=== WHAT TO DO ===
Look through the material below for "data". Copy every line that contains it.

=== EXTRACTED INFORMATION ===
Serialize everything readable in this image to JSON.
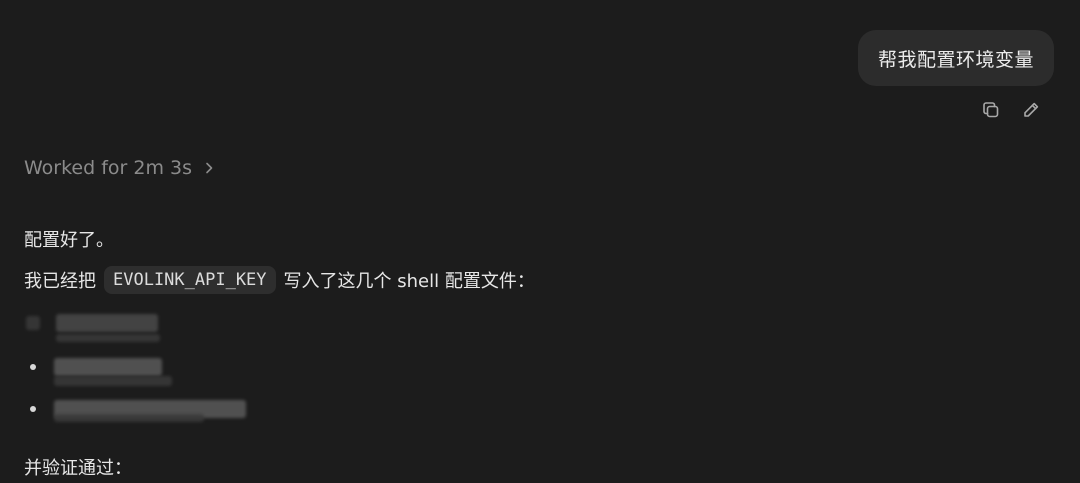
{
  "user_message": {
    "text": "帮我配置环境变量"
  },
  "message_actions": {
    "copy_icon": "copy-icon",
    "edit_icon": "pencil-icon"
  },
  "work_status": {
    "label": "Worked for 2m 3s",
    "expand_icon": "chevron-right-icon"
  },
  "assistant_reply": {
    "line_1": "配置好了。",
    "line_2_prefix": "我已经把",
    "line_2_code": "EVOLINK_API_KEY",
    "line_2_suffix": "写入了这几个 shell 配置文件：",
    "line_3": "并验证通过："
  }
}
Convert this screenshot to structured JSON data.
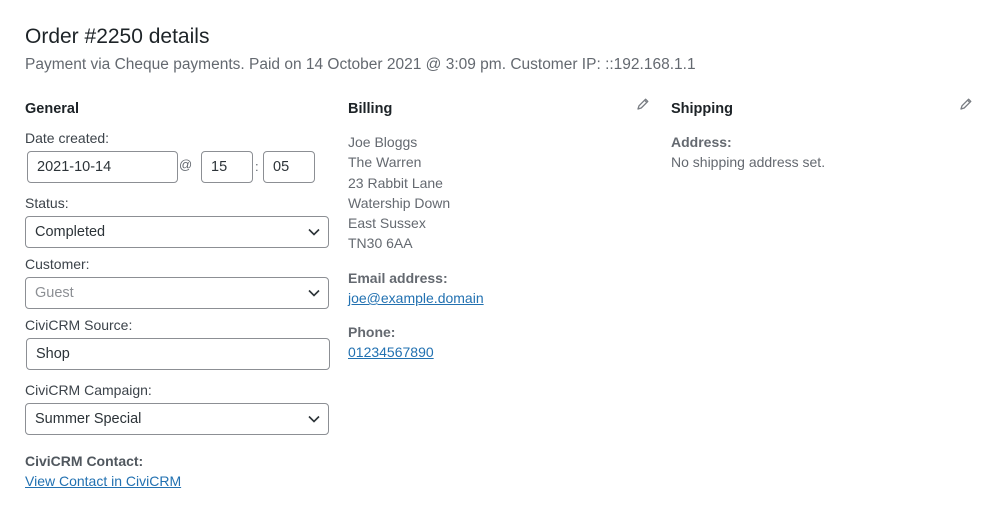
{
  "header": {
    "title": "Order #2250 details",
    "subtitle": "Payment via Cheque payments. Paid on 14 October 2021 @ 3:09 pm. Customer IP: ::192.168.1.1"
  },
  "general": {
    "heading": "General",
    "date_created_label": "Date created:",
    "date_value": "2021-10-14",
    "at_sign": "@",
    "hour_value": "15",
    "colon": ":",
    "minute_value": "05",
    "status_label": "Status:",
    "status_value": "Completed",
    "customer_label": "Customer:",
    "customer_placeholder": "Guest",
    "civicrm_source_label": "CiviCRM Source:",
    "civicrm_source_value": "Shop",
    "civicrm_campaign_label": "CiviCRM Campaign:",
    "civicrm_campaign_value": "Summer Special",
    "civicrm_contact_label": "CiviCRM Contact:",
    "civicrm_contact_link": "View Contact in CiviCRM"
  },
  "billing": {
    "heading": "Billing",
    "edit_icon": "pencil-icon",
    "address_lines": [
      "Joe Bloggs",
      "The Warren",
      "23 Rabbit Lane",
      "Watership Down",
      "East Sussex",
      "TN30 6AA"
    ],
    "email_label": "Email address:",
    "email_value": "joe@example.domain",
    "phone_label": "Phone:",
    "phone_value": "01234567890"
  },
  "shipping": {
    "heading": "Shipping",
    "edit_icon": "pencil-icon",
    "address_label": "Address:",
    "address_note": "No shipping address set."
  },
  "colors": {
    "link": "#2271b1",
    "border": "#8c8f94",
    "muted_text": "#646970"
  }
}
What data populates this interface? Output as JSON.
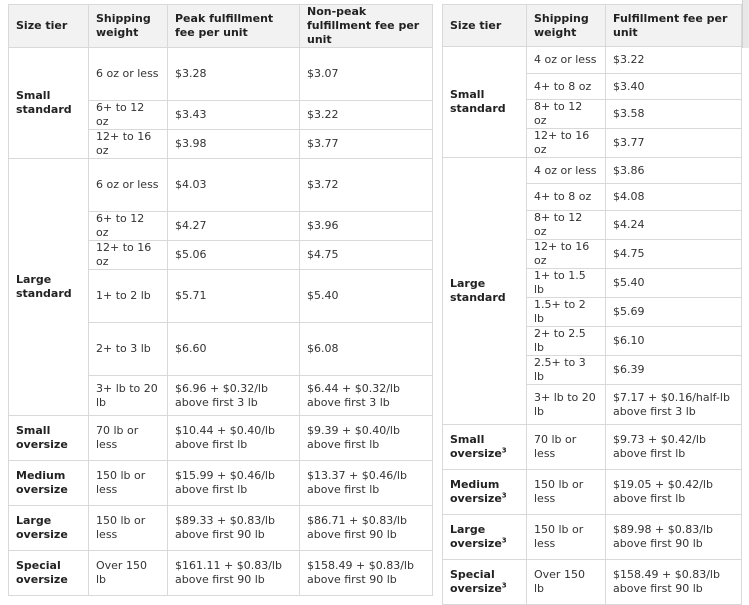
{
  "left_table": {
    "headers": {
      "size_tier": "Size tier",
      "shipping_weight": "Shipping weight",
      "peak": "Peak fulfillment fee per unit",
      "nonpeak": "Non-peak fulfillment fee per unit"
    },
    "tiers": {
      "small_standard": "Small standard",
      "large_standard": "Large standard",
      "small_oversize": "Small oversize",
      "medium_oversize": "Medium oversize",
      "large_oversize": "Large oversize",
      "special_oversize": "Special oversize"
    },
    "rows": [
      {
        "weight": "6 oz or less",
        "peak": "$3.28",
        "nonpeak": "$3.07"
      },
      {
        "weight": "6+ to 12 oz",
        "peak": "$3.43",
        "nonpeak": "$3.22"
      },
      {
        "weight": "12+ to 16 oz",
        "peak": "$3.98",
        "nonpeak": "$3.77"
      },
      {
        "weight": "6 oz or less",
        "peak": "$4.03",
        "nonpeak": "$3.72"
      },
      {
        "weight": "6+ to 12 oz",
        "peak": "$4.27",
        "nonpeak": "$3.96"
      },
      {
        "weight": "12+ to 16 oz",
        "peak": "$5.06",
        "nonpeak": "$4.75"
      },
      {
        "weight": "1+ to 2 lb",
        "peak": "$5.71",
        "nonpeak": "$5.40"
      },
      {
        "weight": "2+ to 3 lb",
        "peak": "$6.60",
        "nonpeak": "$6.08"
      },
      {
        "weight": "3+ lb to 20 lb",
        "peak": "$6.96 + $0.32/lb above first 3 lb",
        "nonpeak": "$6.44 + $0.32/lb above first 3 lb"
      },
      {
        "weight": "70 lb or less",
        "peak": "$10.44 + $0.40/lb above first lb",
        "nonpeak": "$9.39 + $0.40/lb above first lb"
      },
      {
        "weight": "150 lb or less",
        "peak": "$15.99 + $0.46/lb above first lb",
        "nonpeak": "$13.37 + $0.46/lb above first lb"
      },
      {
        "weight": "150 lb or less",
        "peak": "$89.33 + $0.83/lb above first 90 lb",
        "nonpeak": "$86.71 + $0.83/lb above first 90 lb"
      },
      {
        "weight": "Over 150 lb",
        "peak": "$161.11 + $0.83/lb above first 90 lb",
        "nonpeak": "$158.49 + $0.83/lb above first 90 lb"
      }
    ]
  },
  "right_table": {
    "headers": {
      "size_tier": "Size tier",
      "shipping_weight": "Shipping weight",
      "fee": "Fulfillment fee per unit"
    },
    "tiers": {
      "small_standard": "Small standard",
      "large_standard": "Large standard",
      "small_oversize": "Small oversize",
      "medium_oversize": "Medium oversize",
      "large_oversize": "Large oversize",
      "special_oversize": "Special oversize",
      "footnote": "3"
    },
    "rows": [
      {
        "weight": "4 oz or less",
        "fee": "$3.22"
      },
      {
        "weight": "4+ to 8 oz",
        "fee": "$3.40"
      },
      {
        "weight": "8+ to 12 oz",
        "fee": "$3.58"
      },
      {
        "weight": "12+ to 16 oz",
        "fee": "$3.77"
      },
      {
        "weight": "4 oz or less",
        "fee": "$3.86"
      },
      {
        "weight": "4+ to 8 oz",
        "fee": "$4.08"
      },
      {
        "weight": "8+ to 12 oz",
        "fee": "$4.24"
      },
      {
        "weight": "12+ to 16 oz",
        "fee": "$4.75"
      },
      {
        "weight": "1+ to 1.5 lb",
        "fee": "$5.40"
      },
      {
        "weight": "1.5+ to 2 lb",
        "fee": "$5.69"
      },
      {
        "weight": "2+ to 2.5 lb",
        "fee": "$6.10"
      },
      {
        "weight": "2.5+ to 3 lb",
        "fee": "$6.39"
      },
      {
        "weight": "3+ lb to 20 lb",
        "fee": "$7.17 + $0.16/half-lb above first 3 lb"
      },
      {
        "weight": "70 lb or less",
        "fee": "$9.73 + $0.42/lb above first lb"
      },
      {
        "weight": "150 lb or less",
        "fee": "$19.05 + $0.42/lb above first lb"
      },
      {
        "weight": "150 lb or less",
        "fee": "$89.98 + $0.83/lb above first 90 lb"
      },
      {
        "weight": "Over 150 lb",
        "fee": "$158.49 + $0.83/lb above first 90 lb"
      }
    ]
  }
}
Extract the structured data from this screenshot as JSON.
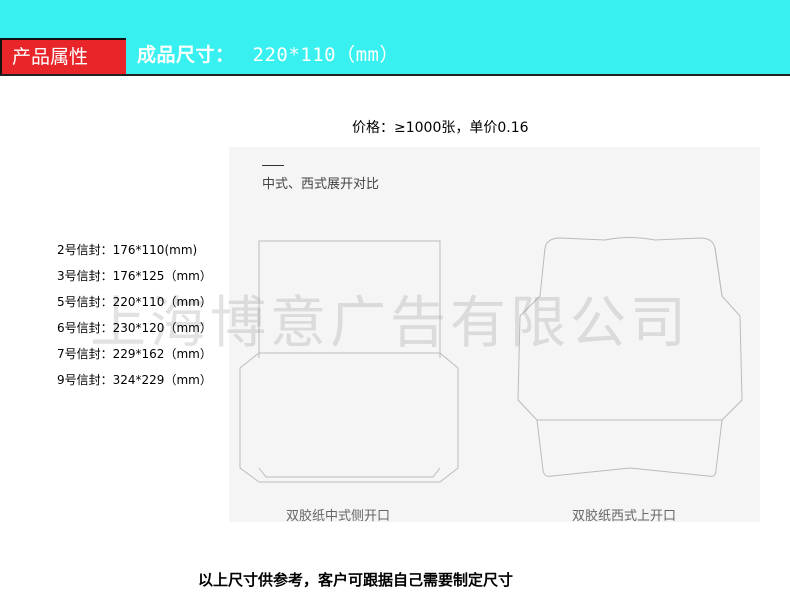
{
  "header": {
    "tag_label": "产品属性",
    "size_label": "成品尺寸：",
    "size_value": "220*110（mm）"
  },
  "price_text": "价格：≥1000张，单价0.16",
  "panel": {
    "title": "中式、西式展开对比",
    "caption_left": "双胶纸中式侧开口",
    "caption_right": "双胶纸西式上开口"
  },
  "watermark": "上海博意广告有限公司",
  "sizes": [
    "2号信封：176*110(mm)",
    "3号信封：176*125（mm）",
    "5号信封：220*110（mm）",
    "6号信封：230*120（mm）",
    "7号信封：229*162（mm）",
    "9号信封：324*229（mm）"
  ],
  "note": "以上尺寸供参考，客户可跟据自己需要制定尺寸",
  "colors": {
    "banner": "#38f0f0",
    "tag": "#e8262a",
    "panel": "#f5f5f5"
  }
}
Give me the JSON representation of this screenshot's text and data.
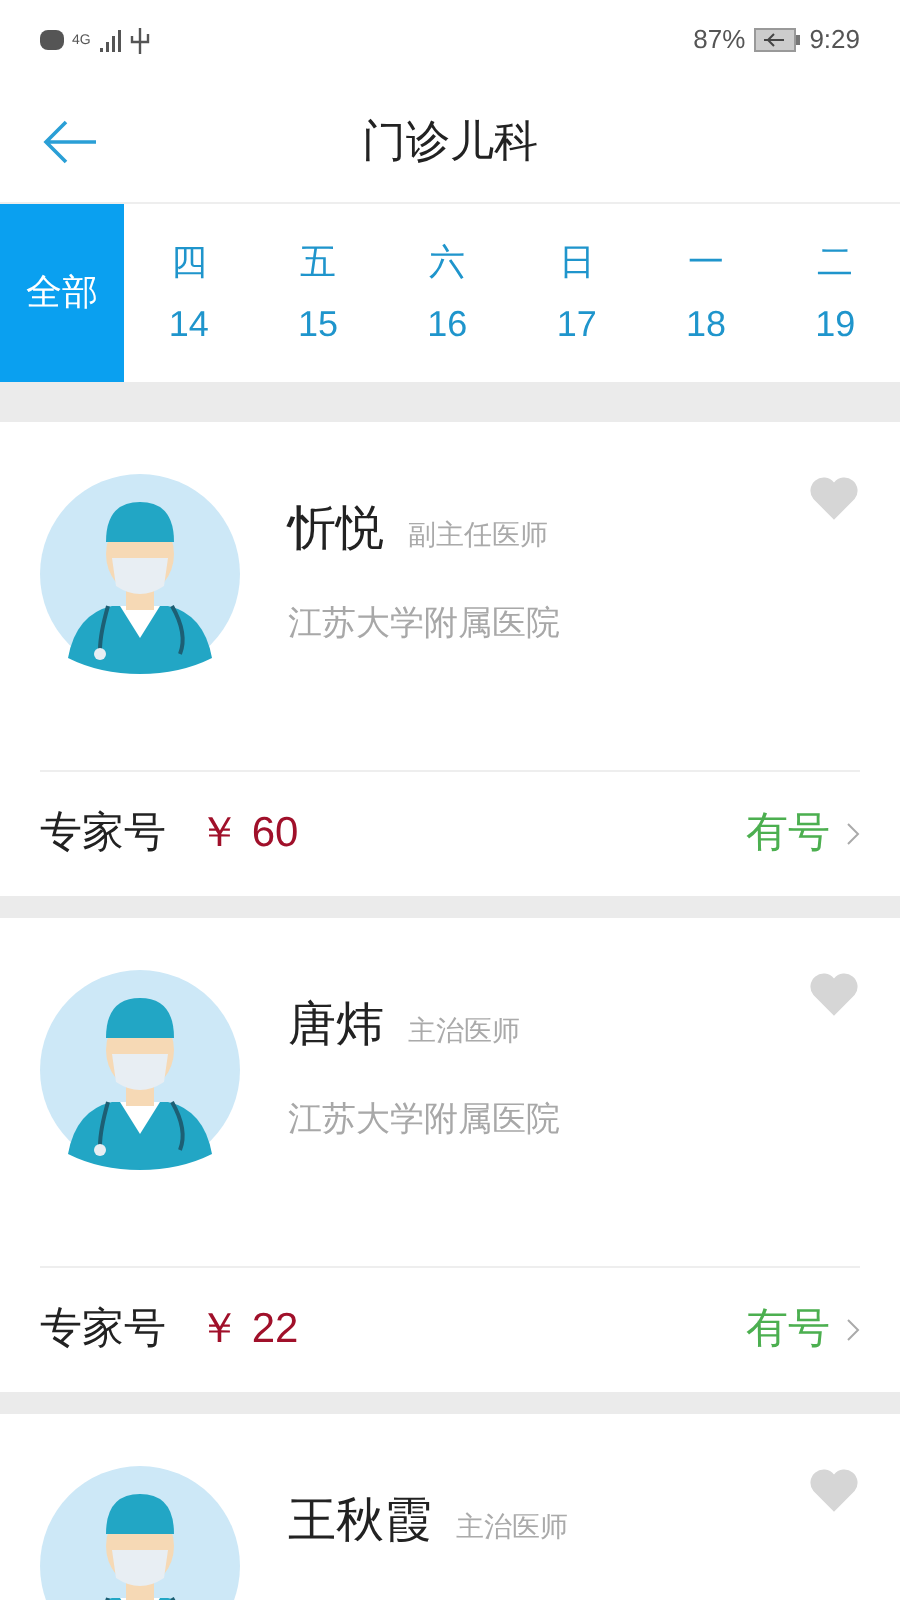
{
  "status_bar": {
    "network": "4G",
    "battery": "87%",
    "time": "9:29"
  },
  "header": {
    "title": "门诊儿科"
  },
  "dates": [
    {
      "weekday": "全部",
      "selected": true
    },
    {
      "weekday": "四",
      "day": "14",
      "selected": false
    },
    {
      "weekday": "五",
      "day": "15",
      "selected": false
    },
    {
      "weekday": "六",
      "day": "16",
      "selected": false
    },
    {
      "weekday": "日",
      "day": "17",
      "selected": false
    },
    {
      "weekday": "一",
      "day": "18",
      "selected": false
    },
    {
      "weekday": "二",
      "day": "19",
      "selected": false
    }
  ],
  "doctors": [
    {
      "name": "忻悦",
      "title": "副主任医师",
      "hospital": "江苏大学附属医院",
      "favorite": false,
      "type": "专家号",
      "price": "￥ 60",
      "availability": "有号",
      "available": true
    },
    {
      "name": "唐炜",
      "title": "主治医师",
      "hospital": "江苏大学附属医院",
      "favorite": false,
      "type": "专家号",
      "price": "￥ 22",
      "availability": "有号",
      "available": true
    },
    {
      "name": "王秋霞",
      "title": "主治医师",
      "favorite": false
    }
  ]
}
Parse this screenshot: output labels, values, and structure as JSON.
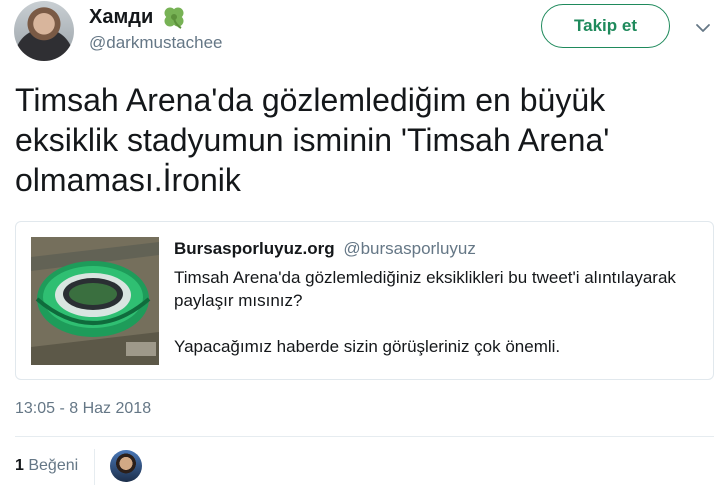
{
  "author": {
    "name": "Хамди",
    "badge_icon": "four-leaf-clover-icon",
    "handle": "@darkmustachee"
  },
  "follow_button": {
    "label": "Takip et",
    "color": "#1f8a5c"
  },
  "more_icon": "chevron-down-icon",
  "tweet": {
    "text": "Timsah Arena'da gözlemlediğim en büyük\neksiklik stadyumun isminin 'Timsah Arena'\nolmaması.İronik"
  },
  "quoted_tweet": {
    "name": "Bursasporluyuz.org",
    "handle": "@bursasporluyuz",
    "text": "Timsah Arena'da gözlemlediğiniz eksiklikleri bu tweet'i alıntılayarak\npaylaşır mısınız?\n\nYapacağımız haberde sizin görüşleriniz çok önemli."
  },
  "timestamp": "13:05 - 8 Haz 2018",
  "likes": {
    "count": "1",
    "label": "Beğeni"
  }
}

=== TASK RESULT ===
Convert this screenshot to structured JSON data.
What data populates this interface? Output as JSON.
Extract the structured data from this screenshot as JSON.
Give me the JSON representation of this screenshot's text and data.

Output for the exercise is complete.